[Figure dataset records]
[Start]

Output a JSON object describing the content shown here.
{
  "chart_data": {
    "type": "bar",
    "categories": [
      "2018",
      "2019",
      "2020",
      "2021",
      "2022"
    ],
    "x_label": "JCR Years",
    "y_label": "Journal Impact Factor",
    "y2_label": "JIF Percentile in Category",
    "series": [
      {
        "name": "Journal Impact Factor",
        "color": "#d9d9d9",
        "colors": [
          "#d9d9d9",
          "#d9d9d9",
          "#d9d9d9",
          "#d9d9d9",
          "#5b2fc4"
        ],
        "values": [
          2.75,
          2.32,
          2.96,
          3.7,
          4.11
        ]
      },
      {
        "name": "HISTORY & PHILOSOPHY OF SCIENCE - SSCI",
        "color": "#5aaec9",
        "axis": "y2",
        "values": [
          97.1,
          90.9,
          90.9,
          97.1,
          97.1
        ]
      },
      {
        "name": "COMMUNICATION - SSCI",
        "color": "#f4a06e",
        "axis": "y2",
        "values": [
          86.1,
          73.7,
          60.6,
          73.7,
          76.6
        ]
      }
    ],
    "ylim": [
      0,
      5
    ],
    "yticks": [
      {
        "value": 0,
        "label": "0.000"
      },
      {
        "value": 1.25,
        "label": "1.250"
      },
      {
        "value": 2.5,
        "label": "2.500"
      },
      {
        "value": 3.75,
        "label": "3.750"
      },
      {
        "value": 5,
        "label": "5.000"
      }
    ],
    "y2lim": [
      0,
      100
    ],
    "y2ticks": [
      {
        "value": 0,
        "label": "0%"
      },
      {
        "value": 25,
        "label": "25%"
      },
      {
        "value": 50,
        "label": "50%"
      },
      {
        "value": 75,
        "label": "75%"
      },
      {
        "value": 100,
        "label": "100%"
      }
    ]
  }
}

[End]

Look through the data above. Find each line with the string "Journal" and copy it.

• _FINISHED TASK_
    "y_label": "Journal Impact Factor",
        "name": "Journal Impact Factor",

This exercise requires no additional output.